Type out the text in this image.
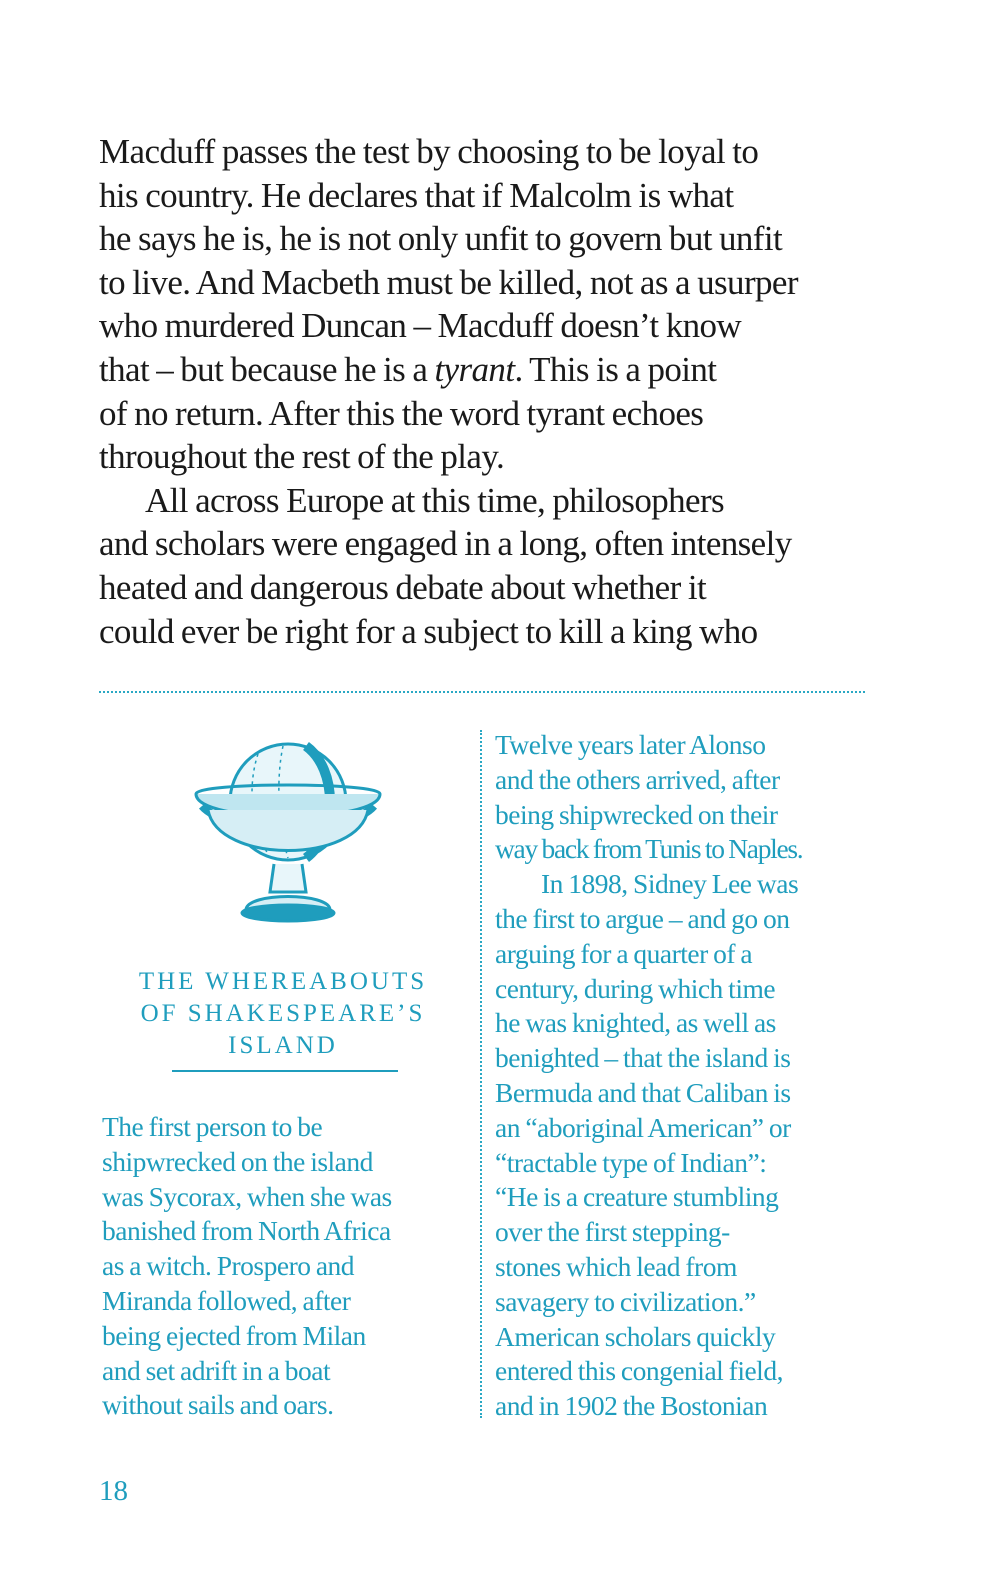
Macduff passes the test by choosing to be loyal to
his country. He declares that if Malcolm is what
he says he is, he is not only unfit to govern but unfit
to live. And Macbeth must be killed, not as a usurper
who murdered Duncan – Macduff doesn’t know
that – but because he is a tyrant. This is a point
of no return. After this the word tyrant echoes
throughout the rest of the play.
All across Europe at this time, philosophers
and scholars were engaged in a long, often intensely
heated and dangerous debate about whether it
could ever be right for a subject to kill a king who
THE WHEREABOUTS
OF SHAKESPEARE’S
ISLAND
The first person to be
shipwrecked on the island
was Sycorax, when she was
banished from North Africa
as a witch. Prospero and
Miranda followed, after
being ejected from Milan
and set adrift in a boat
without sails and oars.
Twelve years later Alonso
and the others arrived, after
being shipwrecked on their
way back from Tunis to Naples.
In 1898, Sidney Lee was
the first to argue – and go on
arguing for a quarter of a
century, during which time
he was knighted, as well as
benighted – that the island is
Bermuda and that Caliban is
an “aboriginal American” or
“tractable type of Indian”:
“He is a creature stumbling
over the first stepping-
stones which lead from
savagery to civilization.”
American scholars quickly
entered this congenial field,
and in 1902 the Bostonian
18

------------

- _Work to do_:
Excluding the pictures, reproduce every entry exactly as given.

- _Solution to the exercise_:
Type out the text in this image.
Macduff passes the test by choosing to be loyal to
his country. He declares that if Malcolm is what
he says he is, he is not only unfit to govern but unfit
to live. And Macbeth must be killed, not as a usurper
who murdered Duncan – Macduff doesn’t know
that – but because he is a tyrant. This is a point
of no return. After this the word tyrant echoes
throughout the rest of the play.
All across Europe at this time, philosophers
and scholars were engaged in a long, often intensely
heated and dangerous debate about whether it
could ever be right for a subject to kill a king who
THE WHEREABOUTS
OF SHAKESPEARE’S
ISLAND
The first person to be
shipwrecked on the island
was Sycorax, when she was
banished from North Africa
as a witch. Prospero and
Miranda followed, after
being ejected from Milan
and set adrift in a boat
without sails and oars.
Twelve years later Alonso
and the others arrived, after
being shipwrecked on their
way back from Tunis to Naples.
In 1898, Sidney Lee was
the first to argue – and go on
arguing for a quarter of a
century, during which time
he was knighted, as well as
benighted – that the island is
Bermuda and that Caliban is
an “aboriginal American” or
“tractable type of Indian”:
“He is a creature stumbling
over the first stepping-
stones which lead from
savagery to civilization.”
American scholars quickly
entered this congenial field,
and in 1902 the Bostonian
18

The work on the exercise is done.